» What you need to do: Establish how many lines in the material include the string "exposition" and report it as a lone number.

» Supplied material:
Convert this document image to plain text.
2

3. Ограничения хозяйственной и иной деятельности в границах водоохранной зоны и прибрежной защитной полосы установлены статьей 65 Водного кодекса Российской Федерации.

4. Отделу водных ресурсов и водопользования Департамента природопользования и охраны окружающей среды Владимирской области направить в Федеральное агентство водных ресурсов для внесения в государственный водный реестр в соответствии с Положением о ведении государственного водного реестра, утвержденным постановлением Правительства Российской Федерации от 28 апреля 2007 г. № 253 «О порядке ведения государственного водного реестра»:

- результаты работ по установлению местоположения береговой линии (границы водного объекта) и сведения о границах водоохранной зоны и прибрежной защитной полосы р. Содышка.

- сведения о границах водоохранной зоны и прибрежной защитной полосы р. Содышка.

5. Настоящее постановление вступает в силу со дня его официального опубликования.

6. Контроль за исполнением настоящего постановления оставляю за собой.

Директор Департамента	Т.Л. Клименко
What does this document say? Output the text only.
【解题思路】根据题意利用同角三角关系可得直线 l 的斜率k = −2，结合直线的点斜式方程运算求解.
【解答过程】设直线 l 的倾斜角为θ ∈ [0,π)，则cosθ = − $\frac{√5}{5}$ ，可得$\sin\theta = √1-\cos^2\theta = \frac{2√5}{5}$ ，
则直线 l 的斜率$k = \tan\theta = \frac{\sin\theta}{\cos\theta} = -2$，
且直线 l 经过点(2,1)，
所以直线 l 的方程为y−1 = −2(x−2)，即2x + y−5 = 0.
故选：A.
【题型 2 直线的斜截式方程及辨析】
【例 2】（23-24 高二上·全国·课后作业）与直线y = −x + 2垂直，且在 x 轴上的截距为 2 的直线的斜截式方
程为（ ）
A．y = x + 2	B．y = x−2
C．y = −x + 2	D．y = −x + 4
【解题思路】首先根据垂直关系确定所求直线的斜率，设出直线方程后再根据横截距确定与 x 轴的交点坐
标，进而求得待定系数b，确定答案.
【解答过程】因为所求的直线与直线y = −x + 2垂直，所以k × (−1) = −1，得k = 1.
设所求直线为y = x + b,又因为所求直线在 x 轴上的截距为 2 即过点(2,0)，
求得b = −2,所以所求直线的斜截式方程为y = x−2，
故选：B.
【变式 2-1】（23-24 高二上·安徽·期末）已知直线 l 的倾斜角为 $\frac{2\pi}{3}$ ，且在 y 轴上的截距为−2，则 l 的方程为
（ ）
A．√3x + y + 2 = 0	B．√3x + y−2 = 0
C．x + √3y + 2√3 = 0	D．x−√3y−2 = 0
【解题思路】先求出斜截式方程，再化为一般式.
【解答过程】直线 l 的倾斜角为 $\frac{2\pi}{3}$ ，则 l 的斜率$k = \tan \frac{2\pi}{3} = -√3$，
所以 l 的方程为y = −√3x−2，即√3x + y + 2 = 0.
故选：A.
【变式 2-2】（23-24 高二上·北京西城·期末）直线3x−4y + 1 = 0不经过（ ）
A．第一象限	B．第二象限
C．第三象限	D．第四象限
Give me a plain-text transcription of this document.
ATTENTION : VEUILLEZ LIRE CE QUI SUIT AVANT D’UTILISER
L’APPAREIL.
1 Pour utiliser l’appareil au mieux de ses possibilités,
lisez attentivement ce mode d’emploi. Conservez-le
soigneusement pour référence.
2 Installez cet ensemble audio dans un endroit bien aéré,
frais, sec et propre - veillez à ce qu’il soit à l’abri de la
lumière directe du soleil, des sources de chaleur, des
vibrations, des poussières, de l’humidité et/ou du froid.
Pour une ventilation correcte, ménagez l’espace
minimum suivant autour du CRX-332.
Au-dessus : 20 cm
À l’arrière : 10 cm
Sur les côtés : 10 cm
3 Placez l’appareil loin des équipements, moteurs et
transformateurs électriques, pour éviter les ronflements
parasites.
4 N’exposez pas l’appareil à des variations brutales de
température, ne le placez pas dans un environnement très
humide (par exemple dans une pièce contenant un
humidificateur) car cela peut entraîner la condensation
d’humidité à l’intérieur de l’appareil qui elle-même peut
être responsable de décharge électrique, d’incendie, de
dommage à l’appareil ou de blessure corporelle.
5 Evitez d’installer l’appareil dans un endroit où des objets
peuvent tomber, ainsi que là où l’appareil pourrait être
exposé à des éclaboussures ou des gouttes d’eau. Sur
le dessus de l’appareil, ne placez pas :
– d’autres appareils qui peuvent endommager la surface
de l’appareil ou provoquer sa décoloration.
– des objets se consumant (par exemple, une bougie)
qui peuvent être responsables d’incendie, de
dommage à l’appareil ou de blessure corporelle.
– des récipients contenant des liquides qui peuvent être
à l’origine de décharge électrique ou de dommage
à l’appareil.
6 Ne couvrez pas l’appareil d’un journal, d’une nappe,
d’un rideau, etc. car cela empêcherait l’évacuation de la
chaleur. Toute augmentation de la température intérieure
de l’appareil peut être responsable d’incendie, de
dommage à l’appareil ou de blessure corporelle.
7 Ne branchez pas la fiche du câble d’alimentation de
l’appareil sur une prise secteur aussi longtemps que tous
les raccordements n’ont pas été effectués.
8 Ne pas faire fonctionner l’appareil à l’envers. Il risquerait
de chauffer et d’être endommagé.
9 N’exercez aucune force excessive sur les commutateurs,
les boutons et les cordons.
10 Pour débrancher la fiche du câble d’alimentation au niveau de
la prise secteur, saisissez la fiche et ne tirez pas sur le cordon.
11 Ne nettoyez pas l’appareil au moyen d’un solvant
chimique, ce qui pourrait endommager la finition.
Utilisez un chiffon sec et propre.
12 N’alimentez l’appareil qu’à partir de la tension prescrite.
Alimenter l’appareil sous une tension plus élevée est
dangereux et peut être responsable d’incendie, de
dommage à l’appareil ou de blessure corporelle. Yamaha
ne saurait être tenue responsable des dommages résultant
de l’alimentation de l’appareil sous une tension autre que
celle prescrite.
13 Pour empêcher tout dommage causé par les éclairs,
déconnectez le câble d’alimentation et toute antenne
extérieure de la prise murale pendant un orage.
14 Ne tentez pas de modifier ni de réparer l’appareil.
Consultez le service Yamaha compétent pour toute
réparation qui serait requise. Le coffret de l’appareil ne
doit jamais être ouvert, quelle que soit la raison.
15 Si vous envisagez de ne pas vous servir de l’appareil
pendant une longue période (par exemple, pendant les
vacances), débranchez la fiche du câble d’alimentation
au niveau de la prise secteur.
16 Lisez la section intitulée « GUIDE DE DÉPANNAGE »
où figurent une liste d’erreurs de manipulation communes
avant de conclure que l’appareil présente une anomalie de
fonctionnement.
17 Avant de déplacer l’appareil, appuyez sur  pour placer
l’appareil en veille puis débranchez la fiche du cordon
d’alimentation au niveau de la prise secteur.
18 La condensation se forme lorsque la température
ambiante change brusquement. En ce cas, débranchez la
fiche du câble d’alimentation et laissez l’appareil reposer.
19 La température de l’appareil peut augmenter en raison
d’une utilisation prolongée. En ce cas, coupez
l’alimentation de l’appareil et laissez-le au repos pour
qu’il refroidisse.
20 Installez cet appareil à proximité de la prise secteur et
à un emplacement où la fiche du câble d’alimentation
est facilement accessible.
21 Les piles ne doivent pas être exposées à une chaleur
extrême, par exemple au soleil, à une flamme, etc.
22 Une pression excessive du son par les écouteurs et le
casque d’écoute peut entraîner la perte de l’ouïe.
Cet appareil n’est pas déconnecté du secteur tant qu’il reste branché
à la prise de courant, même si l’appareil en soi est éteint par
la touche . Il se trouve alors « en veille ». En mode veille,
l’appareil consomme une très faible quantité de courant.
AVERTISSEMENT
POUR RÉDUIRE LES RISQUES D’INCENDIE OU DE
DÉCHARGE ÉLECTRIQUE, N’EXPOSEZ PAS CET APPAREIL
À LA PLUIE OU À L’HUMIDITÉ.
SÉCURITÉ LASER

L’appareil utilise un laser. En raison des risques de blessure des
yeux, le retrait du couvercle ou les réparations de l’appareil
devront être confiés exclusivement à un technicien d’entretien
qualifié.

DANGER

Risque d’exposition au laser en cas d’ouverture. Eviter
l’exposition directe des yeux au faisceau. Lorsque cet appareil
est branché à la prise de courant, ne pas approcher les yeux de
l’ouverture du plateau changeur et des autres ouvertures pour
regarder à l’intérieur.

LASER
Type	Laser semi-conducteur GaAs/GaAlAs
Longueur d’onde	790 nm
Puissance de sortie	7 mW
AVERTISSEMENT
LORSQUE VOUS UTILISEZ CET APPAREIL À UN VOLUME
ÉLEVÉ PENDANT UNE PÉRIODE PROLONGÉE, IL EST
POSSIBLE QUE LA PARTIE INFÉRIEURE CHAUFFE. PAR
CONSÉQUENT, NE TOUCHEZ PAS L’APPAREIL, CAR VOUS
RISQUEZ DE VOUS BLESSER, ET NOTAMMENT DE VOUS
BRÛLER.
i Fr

» Output below: 2